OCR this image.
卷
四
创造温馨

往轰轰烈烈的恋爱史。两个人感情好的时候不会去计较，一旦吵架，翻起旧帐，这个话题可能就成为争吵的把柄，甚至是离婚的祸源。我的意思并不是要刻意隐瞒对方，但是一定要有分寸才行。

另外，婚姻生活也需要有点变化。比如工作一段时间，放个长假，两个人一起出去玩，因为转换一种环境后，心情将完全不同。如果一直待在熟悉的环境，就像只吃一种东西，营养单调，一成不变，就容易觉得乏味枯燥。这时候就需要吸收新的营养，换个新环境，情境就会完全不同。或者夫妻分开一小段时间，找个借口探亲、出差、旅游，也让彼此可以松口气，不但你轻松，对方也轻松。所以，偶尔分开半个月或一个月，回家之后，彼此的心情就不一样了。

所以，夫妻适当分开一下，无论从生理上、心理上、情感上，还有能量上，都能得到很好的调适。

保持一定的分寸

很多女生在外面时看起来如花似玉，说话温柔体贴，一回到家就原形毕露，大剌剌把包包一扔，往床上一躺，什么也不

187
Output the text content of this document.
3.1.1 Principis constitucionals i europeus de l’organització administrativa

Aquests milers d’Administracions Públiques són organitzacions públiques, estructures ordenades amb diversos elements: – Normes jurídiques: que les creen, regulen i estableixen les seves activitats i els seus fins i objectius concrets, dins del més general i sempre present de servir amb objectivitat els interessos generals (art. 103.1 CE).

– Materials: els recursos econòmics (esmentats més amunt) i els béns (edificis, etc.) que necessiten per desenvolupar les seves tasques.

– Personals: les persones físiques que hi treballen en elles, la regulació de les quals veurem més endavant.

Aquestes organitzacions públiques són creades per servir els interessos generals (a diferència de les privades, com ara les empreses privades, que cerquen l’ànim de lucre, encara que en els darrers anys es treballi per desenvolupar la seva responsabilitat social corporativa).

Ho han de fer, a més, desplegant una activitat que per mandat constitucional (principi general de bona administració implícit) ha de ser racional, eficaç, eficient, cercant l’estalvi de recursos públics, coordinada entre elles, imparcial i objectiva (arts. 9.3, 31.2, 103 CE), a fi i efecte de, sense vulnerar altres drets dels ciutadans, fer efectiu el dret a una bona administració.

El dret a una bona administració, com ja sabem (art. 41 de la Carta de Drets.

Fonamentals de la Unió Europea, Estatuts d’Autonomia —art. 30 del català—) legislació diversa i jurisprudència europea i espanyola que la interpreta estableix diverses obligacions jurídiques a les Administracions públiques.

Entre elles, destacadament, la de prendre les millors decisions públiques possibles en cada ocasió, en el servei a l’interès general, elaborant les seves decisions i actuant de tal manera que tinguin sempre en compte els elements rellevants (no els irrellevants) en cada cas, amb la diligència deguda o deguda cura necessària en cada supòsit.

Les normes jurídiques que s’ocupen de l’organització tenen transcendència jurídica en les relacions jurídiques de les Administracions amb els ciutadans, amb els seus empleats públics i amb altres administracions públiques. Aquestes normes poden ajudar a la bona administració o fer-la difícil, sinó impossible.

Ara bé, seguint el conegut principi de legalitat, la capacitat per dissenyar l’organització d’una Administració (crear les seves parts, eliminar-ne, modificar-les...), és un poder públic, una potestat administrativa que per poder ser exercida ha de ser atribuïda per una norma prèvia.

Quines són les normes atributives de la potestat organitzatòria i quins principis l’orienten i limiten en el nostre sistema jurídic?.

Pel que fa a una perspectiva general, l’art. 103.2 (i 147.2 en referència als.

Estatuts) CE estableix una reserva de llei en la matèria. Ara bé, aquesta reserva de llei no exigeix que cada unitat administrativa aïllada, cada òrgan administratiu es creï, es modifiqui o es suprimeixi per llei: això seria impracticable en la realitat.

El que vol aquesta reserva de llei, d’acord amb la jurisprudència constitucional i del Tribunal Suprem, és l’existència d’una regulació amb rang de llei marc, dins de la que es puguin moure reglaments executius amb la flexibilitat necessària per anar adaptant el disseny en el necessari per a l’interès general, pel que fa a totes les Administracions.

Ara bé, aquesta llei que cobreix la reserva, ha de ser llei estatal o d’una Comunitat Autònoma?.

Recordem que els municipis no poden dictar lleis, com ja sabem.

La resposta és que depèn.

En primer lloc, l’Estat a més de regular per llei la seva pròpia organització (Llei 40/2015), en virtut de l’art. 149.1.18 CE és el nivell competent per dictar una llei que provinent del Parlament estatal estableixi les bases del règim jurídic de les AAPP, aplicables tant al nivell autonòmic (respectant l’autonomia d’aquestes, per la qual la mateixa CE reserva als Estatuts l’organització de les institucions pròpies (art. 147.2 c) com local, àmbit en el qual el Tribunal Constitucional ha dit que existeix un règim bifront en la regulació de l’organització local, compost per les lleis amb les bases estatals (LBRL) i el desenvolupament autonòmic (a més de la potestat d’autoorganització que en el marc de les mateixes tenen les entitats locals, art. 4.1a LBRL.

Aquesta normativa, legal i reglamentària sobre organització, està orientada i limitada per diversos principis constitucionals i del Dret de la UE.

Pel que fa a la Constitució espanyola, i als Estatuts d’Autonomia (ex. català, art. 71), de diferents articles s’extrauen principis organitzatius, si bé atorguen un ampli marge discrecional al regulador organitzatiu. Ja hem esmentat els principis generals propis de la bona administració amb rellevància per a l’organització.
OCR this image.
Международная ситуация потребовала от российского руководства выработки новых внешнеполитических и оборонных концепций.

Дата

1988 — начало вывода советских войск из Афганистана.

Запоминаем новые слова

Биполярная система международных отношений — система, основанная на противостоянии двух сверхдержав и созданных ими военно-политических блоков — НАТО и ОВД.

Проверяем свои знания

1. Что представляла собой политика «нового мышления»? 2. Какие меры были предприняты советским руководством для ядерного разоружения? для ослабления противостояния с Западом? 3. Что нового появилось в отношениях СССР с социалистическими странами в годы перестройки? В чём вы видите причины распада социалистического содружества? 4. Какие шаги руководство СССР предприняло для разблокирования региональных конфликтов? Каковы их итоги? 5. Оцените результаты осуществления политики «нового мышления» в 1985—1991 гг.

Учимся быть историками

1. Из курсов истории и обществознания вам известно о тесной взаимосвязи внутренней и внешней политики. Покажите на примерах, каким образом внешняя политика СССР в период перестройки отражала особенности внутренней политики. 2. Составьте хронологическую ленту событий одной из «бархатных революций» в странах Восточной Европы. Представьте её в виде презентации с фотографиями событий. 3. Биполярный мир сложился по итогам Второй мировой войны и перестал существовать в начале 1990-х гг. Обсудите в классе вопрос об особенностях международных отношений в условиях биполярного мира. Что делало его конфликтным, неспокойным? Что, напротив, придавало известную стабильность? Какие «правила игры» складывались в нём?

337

★ ★ ★ ★ ★ ★ ★

Report the number of lines in the listing where the string "constitucionals" appears, and nothing besides.

2